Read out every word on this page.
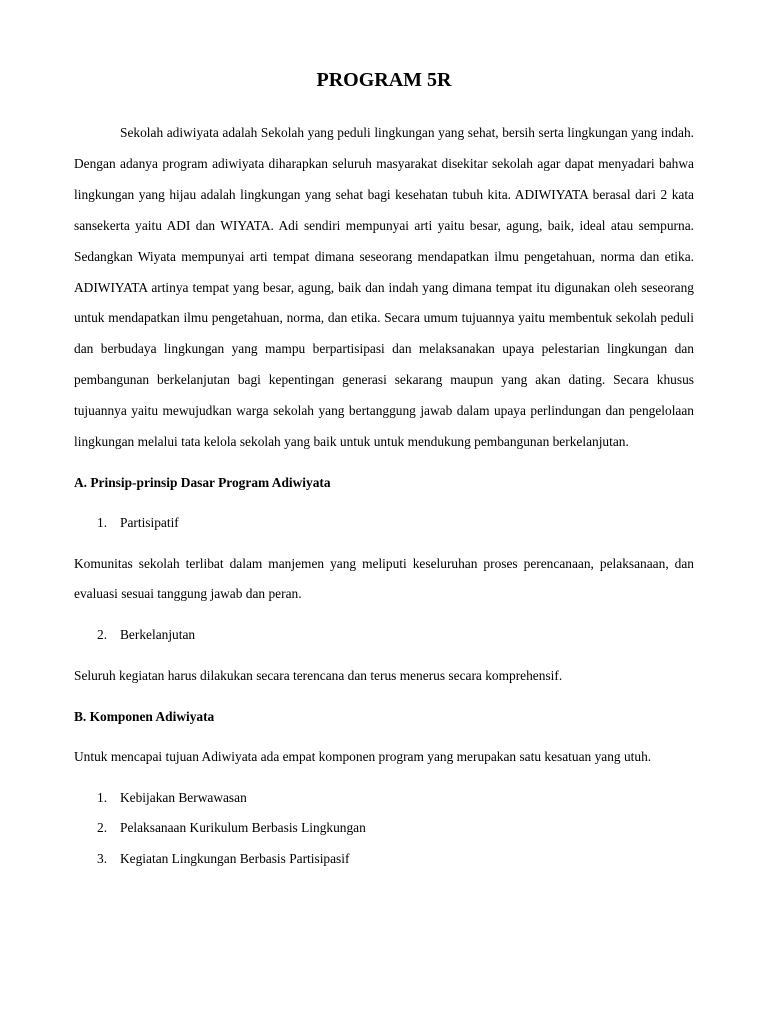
PROGRAM 5R

Sekolah adiwiyata adalah Sekolah yang peduli lingkungan yang sehat, bersih serta lingkungan yang indah. Dengan adanya program adiwiyata diharapkan seluruh masyarakat disekitar sekolah agar dapat menyadari bahwa lingkungan yang hijau adalah lingkungan yang sehat bagi kesehatan tubuh kita. ADIWIYATA berasal dari 2 kata sansekerta yaitu ADI dan WIYATA. Adi sendiri mempunyai arti yaitu besar, agung, baik, ideal atau sempurna. Sedangkan Wiyata mempunyai arti tempat dimana seseorang mendapatkan ilmu pengetahuan, norma dan etika. ADIWIYATA artinya tempat yang besar, agung, baik dan indah yang dimana tempat itu digunakan oleh seseorang untuk mendapatkan ilmu pengetahuan, norma, dan etika. Secara umum tujuannya yaitu membentuk sekolah peduli dan berbudaya lingkungan yang mampu berpartisipasi dan melaksanakan upaya pelestarian lingkungan dan pembangunan berkelanjutan bagi kepentingan generasi sekarang maupun yang akan dating. Secara khusus tujuannya yaitu mewujudkan warga sekolah yang bertanggung jawab dalam upaya perlindungan dan pengelolaan lingkungan melalui tata kelola sekolah yang baik untuk untuk mendukung pembangunan berkelanjutan.

A. Prinsip-prinsip Dasar Program Adiwiyata
1. Partisipatif

Komunitas sekolah terlibat dalam manjemen yang meliputi keseluruhan proses perencanaan, pelaksanaan, dan evaluasi sesuai tanggung jawab dan peran.

2. Berkelanjutan

Seluruh kegiatan harus dilakukan secara terencana dan terus menerus secara komprehensif.

B. Komponen Adiwiyata

Untuk mencapai tujuan Adiwiyata ada empat komponen program yang merupakan satu kesatuan yang utuh.

1. Kebijakan Berwawasan
2. Pelaksanaan Kurikulum Berbasis Lingkungan
3. Kegiatan Lingkungan Berbasis Partisipasif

########

**What you need to do**
The records above must be printed exactly; the pictures stay out.

**Exercise result**
Read out every word on this page.
PROGRAM 5R

Sekolah adiwiyata adalah Sekolah yang peduli lingkungan yang sehat, bersih serta lingkungan yang indah. Dengan adanya program adiwiyata diharapkan seluruh masyarakat disekitar sekolah agar dapat menyadari bahwa lingkungan yang hijau adalah lingkungan yang sehat bagi kesehatan tubuh kita. ADIWIYATA berasal dari 2 kata sansekerta yaitu ADI dan WIYATA. Adi sendiri mempunyai arti yaitu besar, agung, baik, ideal atau sempurna. Sedangkan Wiyata mempunyai arti tempat dimana seseorang mendapatkan ilmu pengetahuan, norma dan etika. ADIWIYATA artinya tempat yang besar, agung, baik dan indah yang dimana tempat itu digunakan oleh seseorang untuk mendapatkan ilmu pengetahuan, norma, dan etika. Secara umum tujuannya yaitu membentuk sekolah peduli dan berbudaya lingkungan yang mampu berpartisipasi dan melaksanakan upaya pelestarian lingkungan dan pembangunan berkelanjutan bagi kepentingan generasi sekarang maupun yang akan dating. Secara khusus tujuannya yaitu mewujudkan warga sekolah yang bertanggung jawab dalam upaya perlindungan dan pengelolaan lingkungan melalui tata kelola sekolah yang baik untuk untuk mendukung pembangunan berkelanjutan.

A. Prinsip-prinsip Dasar Program Adiwiyata
1. Partisipatif

Komunitas sekolah terlibat dalam manjemen yang meliputi keseluruhan proses perencanaan, pelaksanaan, dan evaluasi sesuai tanggung jawab dan peran.

2. Berkelanjutan

Seluruh kegiatan harus dilakukan secara terencana dan terus menerus secara komprehensif.

B. Komponen Adiwiyata

Untuk mencapai tujuan Adiwiyata ada empat komponen program yang merupakan satu kesatuan yang utuh.

1. Kebijakan Berwawasan
2. Pelaksanaan Kurikulum Berbasis Lingkungan
3. Kegiatan Lingkungan Berbasis Partisipasif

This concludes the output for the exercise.